**Directive**.
An exact reproduction of the records is required, with all images left out.

=== Source data ===

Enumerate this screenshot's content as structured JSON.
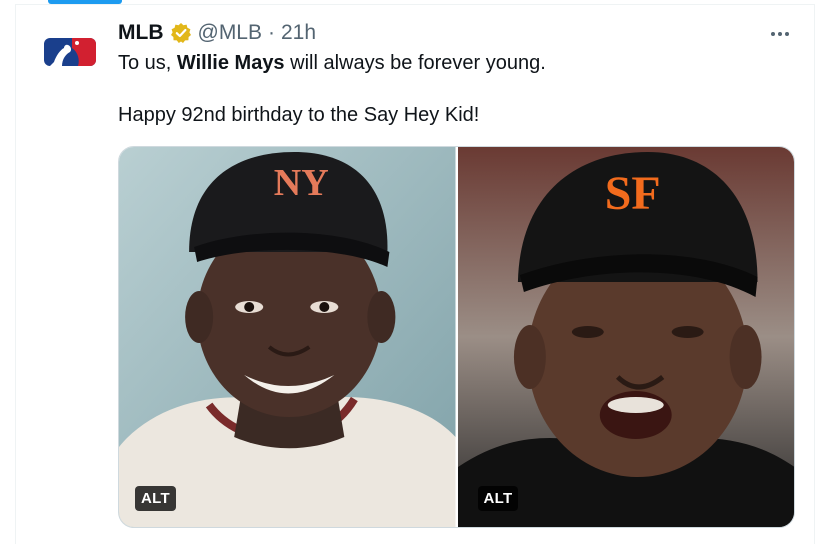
{
  "tweet": {
    "author_name": "MLB",
    "handle": "@MLB",
    "separator": "·",
    "time": "21h",
    "text_prefix": "To us, ",
    "text_bold": "Willie Mays",
    "text_suffix": " will always be forever young.",
    "text_line2": "Happy 92nd birthday to the Say Hey Kid!",
    "verified_color": "#e2b719",
    "icons": {
      "avatar": "mlb-logo-icon",
      "verified": "verified-badge-icon",
      "more": "more-options-icon"
    }
  },
  "media": [
    {
      "alt_label": "ALT",
      "cap_logo": "NY"
    },
    {
      "alt_label": "ALT",
      "cap_logo": "SF"
    }
  ],
  "colors": {
    "accent": "#1d9bf0",
    "text": "#0f1419",
    "secondary": "#536471",
    "mlb_blue": "#1a3f8c",
    "mlb_red": "#d22030"
  }
}
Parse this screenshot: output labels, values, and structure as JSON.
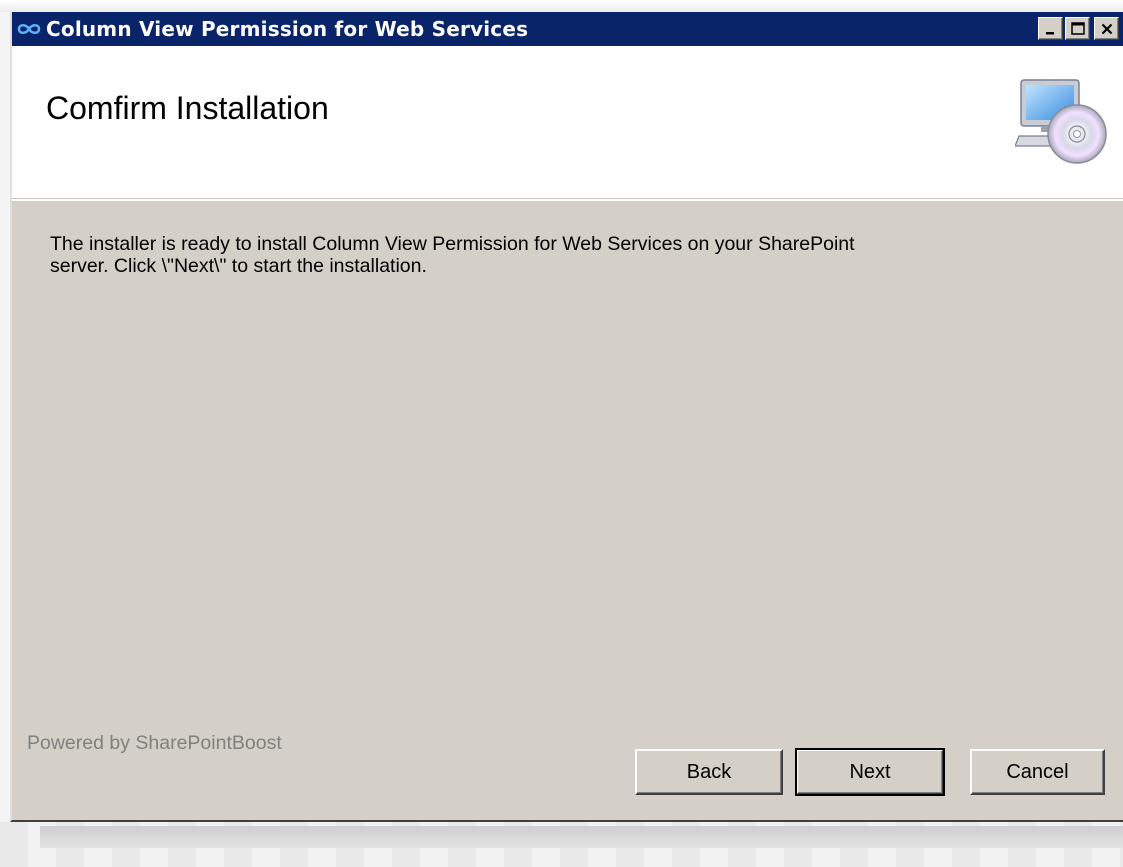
{
  "window": {
    "title": "Column View Permission for Web Services",
    "accent_color": "#0a246a"
  },
  "header": {
    "title": "Comfirm Installation",
    "icon": "computer-cd-icon"
  },
  "body": {
    "line1": "The installer is ready to install Column View Permission for Web Services on your SharePoint",
    "line2": "server. Click \\\"Next\\\" to start the installation."
  },
  "footer": {
    "powered_by": "Powered by SharePointBoost",
    "back_label": "Back",
    "next_label": "Next",
    "cancel_label": "Cancel"
  }
}
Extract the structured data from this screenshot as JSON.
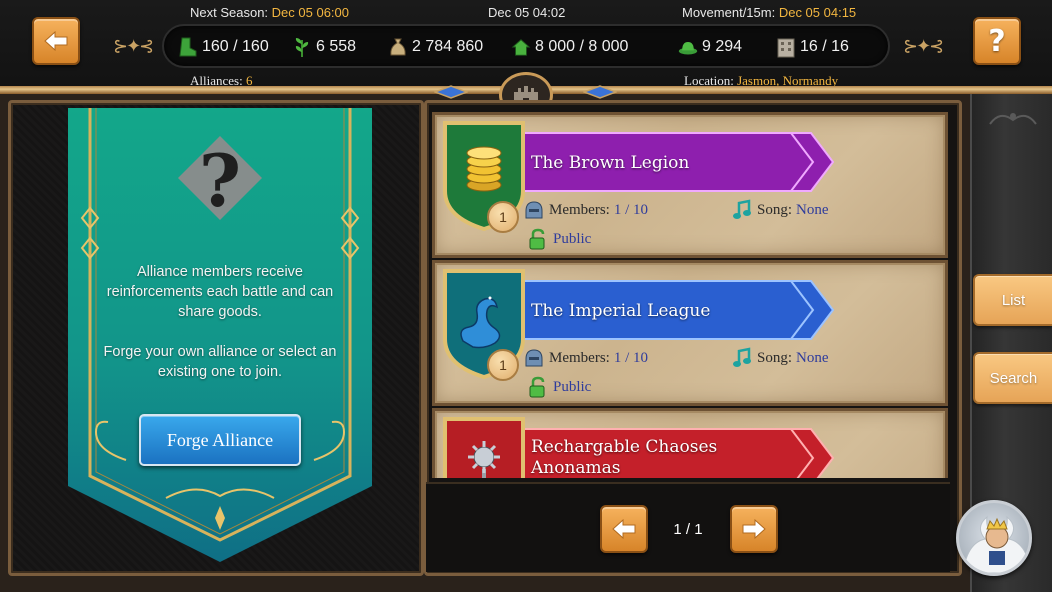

===

**Expected answer**.
Enumerate this screenshot's content as structured JSON.
{
  "tweet": {
    "author_name": "MLB",
    "handle": "@MLB",
    "separator": "·",
    "time": "21h",
    "text_prefix": "To us, ",
    "text_bold": "Willie Mays",
    "text_suffix": " will always be forever young.",
    "text_line2": "Happy 92nd birthday to the Say Hey Kid!",
    "verified_color": "#e2b719",
    "icons": {
      "avatar": "mlb-logo-icon",
      "verified": "verified-badge-icon",
      "more": "more-options-icon"
    }
  },
  "media": [
    {
      "alt_label": "ALT",
      "cap_logo": "NY"
    },
    {
      "alt_label": "ALT",
      "cap_logo": "SF"
    }
  ],
  "colors": {
    "accent": "#1d9bf0",
    "text": "#0f1419",
    "secondary": "#536471",
    "mlb_blue": "#1a3f8c",
    "mlb_red": "#d22030"
  }
}
Parse this screenshot: output labels, values, and structure as JSON.
{
  "window": {
    "title": "Column View Permission for Web Services",
    "accent_color": "#0a246a"
  },
  "header": {
    "title": "Comfirm Installation",
    "icon": "computer-cd-icon"
  },
  "body": {
    "line1": "The installer is ready to install Column View Permission for Web Services on your SharePoint",
    "line2": "server. Click \\\"Next\\\" to start the installation."
  },
  "footer": {
    "powered_by": "Powered by SharePointBoost",
    "back_label": "Back",
    "next_label": "Next",
    "cancel_label": "Cancel"
  }
}
Extract the structured data from this screenshot as JSON.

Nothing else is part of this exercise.